*Page text*:
After an extra-ordinary bout of Christmas vacations and a dazzling New Year, it was certainly heartbreaking for all of us to return back into our ordinary lives. And even more so for us kids, especially Sharman and Devarsh who have both head back to their hostels and won't be back home until May. Gauri, Ishaani and I made our painful way to school today, and I think if Ishaani had to top the melodrama list in the morning, all she needed to do was cry tears of blood.
On another note, Mota Babuji has caught pneumonia, so the doctors have advised him to take utmost care of himself. He's healing and in general he is recovering rapidly, but still I do find him overexerting himself. I don't like it when he is ill, it makes me feel strangely vulnerable; as though someone has stolen away part of my energy.
But he asks me not to panic much about his health and says that he'll become alright soon. He promised to take me to the BSE building thrice this time during our vacations. And not just that, he also promised to teach me more about the stock markets and a little more about the SENSEX so that I can get a little more understanding of the entire subject.

*Record extracts*:

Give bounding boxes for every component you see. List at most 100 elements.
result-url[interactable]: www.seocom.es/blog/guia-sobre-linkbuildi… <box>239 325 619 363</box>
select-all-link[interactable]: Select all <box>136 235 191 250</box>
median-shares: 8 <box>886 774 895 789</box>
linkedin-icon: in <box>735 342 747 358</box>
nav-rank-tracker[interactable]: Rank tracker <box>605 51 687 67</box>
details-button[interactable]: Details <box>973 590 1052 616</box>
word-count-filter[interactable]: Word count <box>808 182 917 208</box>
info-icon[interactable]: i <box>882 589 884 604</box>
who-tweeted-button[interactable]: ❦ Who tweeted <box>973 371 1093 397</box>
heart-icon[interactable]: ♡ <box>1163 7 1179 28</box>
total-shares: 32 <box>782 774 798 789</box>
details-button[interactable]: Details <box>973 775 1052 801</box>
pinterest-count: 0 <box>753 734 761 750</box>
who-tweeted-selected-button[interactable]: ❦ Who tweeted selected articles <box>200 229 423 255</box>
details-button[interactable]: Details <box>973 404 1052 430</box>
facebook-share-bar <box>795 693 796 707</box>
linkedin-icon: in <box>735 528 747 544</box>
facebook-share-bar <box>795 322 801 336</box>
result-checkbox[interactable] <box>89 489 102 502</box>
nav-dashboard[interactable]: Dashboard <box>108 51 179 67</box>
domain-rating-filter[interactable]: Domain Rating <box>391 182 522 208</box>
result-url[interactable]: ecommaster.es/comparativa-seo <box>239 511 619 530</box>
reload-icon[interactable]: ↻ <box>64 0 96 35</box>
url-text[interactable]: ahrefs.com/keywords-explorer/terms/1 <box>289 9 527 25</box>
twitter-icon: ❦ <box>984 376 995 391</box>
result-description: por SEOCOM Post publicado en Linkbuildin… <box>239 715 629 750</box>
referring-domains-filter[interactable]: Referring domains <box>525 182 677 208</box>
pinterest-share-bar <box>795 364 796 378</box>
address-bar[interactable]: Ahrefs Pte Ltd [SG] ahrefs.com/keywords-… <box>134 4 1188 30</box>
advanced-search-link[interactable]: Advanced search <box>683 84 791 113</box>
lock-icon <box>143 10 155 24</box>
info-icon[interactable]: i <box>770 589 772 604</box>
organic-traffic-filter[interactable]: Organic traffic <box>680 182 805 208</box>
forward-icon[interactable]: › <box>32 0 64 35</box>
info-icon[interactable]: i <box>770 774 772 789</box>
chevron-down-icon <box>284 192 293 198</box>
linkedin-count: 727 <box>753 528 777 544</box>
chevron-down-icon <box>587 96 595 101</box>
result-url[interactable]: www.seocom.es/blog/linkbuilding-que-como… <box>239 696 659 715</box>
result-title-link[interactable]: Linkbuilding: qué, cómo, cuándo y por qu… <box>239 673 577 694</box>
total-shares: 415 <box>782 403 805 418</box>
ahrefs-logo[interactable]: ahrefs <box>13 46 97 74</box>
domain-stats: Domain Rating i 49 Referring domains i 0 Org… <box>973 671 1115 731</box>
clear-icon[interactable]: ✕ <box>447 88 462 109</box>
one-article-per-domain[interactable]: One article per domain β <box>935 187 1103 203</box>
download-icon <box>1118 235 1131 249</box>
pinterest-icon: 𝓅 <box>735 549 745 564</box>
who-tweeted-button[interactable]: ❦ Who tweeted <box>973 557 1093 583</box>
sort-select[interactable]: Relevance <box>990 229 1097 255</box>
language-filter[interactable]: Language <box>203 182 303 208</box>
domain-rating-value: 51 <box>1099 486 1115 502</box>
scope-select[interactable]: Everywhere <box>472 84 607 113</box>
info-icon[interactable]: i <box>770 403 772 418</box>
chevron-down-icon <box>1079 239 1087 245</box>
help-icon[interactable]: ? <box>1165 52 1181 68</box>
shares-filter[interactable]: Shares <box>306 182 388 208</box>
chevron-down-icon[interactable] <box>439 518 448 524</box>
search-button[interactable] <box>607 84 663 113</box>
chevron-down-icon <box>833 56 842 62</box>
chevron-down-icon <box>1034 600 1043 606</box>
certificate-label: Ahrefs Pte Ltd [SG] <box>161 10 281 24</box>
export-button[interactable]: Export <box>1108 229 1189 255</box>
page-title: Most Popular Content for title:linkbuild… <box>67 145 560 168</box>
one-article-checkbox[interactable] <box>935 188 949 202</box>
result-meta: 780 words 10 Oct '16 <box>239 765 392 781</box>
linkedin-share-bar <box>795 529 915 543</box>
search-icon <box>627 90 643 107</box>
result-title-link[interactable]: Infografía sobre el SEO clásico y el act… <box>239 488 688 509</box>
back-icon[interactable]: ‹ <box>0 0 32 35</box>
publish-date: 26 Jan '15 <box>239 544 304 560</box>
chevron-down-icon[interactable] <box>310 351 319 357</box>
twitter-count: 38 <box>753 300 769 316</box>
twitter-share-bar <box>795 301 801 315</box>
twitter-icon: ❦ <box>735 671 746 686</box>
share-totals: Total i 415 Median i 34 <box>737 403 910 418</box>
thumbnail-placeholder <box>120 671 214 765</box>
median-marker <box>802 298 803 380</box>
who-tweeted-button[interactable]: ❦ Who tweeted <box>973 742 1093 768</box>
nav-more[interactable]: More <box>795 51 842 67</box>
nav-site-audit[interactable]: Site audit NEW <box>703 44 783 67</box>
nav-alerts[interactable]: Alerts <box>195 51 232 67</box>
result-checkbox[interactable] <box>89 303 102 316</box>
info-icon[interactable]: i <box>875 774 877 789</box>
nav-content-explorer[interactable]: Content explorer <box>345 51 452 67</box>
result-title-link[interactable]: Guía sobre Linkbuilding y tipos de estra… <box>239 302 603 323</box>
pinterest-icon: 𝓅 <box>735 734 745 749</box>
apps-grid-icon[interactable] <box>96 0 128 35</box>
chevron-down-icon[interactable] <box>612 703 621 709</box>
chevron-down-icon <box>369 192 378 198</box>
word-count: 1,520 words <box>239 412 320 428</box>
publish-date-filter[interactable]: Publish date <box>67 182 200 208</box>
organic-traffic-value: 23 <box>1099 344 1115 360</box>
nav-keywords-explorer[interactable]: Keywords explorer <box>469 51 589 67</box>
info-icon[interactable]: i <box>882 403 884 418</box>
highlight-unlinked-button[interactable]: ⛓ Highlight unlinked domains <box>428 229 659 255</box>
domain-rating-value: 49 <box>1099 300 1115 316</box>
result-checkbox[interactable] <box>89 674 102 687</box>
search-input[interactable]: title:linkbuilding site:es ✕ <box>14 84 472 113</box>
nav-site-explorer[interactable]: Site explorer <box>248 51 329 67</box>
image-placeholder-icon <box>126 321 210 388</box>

*Directions*:
Quote the passage about the return to school after the holidays, starting with "But he asks" and going on through "the entire subject.". Rely only on the passage about the return to school after the holidays.

*Solution for this problem*:
But he asks me not to panic much about his health and says that he'll become alright soon. He promised to take me to the BSE building thrice this time during our vacations. And not just that, he also promised to teach me more about the stock markets and a little more about the SENSEX so that I can get a little more understanding of the entire subject.